#### Provided text:
After a four-year absence from the stock market, Carbacid Investments and BOC Ltd marked a return to the Nairobi Stock Exchange on Wednesday amid high demand for the firms’ shares.

Trading in both BOC and Carbacid shares had been suspended since December 2005, due to a proposed merger that hung in the balance until it finally flopped last month with BOC throwing in the towel.

It was Carbacid’s shares that, however, stole the limelight yesterday jumping by 72 per cent to stand at Sh236.

Stock dealers say there was huge demand for both shares with little or no supply during the trading session in what is seen as sellers taking a wait and see approach to gauge what value the market places on the stocks after years on the sidelines.

“Investors seem to be observing both companies and the direction the share prices will take in coming days,” said Ms Gladwell Kairo, a dealer at Suntra Investment Bank.

The highest bid for BOC came in for 100,000 shares at an unchanged offer price of Sh160, with no sellers coming through to match any of the bids.

Carbacid, on the other hand, saw a bid of 200,000 shares at a price of Sh207 with no matching sales apart from a wildcard offer for the sale of 500 shares at Sh250.

At the date of suspension back in 2005, BOC was valued at Sh160 per share while Carbacid was placed at Sh137.

But a change in fortunes for both companies in recent years, which have seen Carbacid’s earnings grow faster than BOC’s, is likely to be the reason behind the higher premium currently placed on Carbacid’s shares.

The attraction

“The carbonated drinks market has been doing very well and the market is growing,” said Mr Rogers Kinoti, a senior fund manager at ICEA Asset Management in a previous interview with Business Daily.

At the core of Carbacid’s success has been the growing demand for beer and fizzy soft drinks in the Kenyan and regional markets.

In the East Africa region, Carbacid is the only manufacturer of carbon dioxide which is a key component in the production of beer and carbonated soft drinks.

It is this stranglehold on the carbon dioxide business, with an estimated market share of 95 per cent, that ignited BOC’s interest for a takeover of Carbacid back in 2005.

The major part of BOC’s business falls under production and sale of gas and welding products with results from other sources comprising of less than eight per cent of the total results of the group.

Image element box records
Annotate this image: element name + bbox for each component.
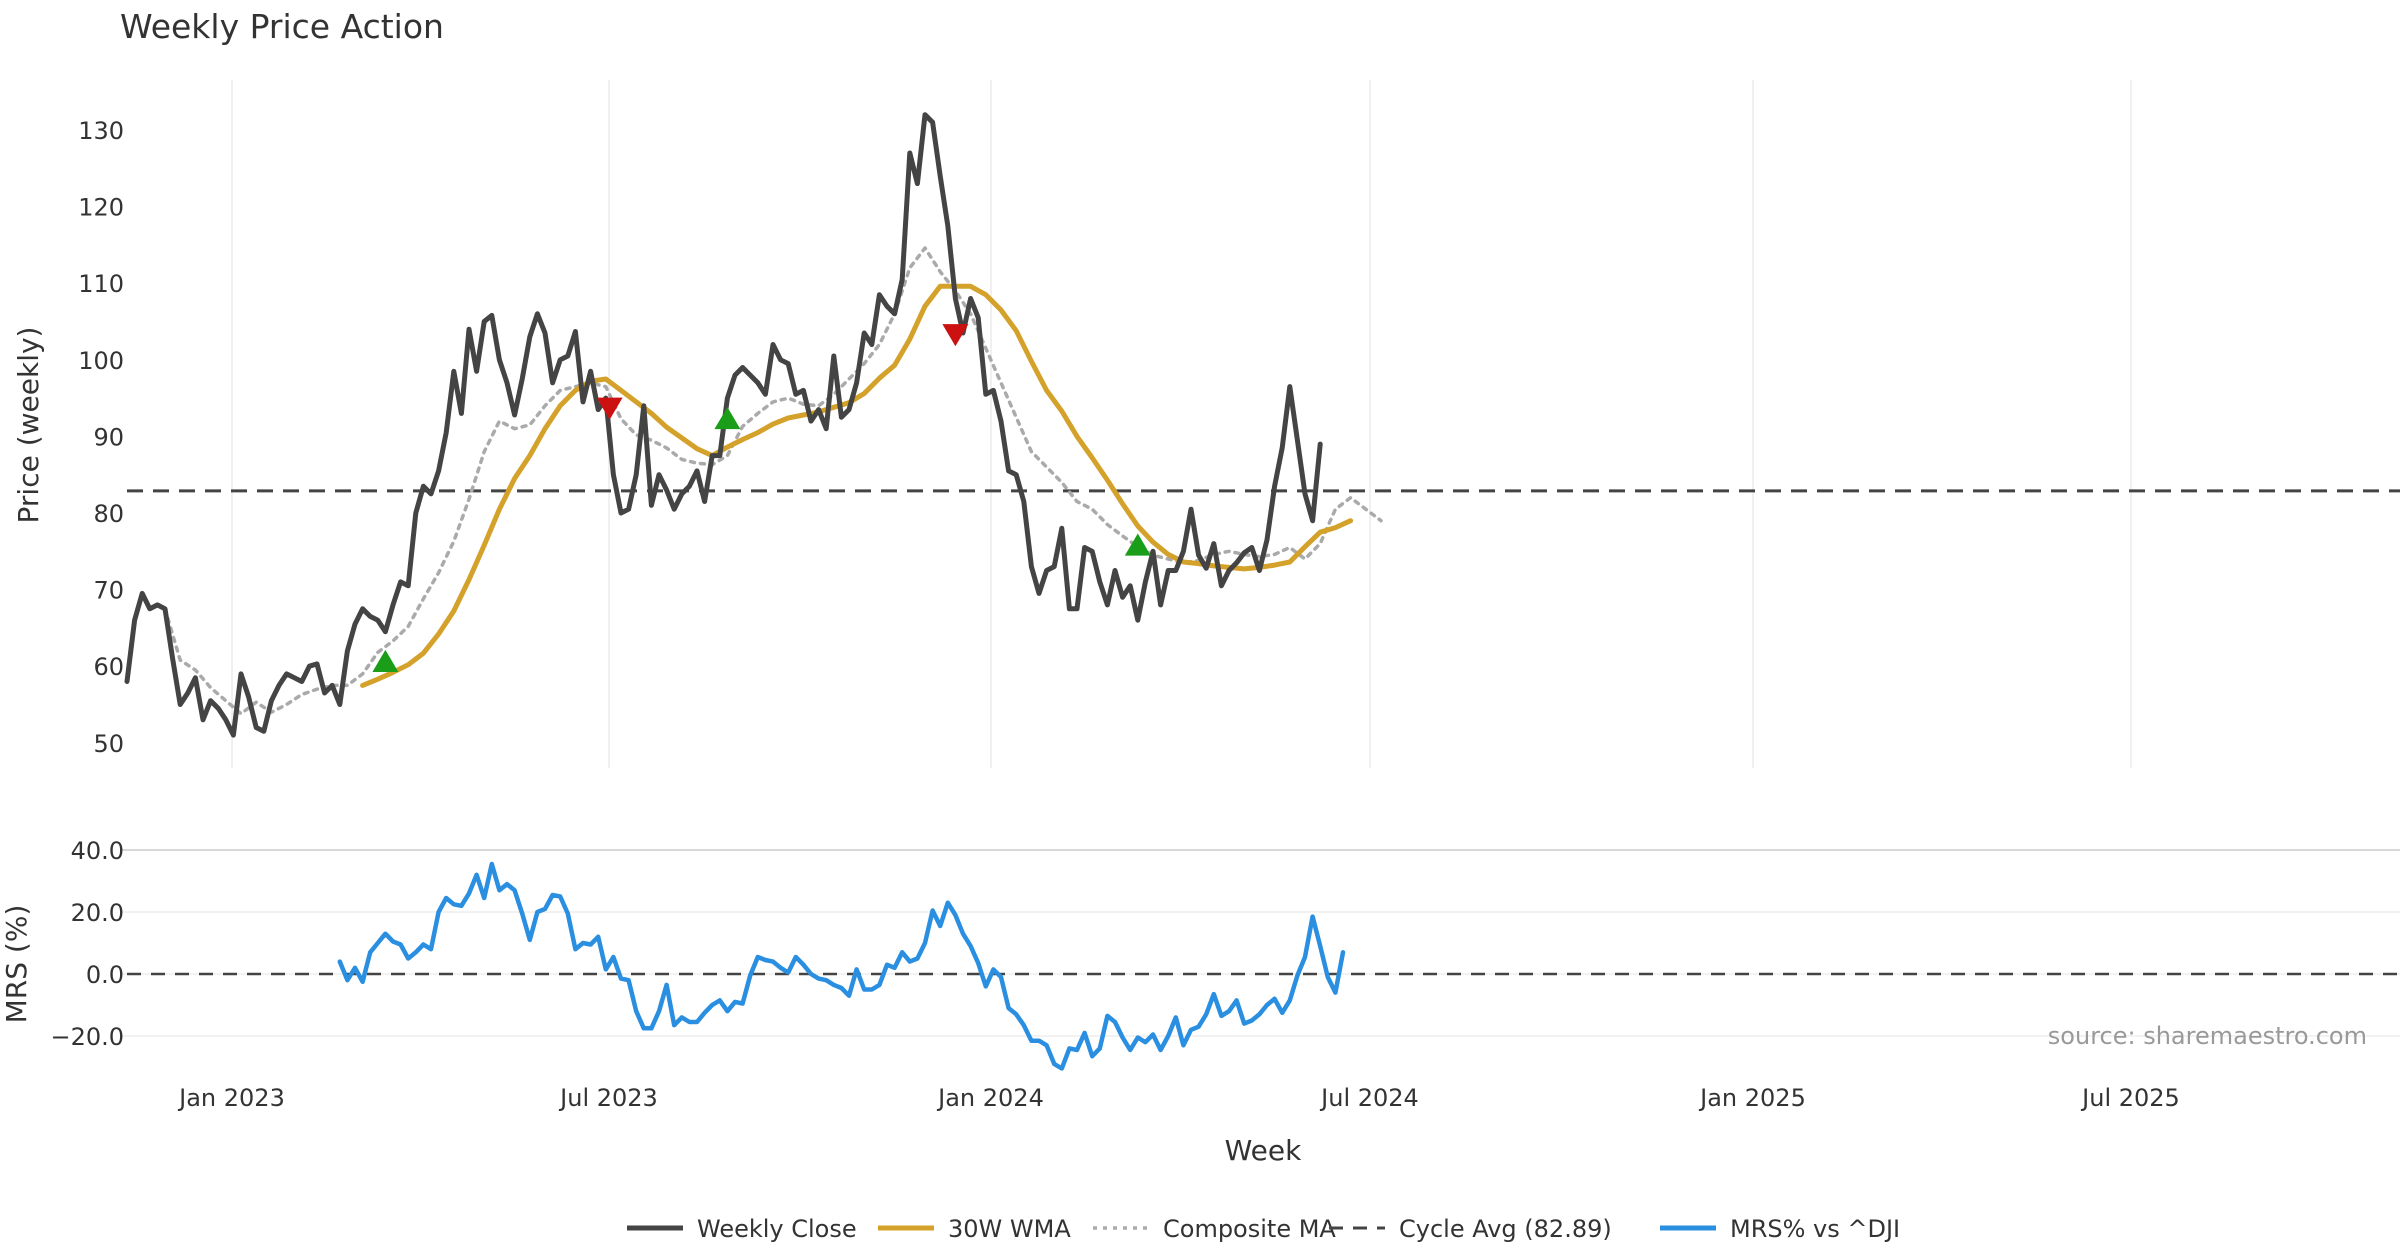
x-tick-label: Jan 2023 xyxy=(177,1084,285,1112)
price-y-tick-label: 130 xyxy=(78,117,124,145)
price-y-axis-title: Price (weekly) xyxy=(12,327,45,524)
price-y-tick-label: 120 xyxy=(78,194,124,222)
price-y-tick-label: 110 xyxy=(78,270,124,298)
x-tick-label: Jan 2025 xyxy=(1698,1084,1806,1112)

#### What the task requires:
Output the news report on Carbacid and BOC word for word, everything from "But a change" down to "carbonated soft drinks.". Work only from the news report on the share market return; the listing plays no part.

#### Complete response:
But a change in fortunes for both companies in recent years, which have seen Carbacid’s earnings grow faster than BOC’s, is likely to be the reason behind the higher premium currently placed on Carbacid’s shares.

The attraction

“The carbonated drinks market has been doing very well and the market is growing,” said Mr Rogers Kinoti, a senior fund manager at ICEA Asset Management in a previous interview with Business Daily.

At the core of Carbacid’s success has been the growing demand for beer and fizzy soft drinks in the Kenyan and regional markets.

In the East Africa region, Carbacid is the only manufacturer of carbon dioxide which is a key component in the production of beer and carbonated soft drinks.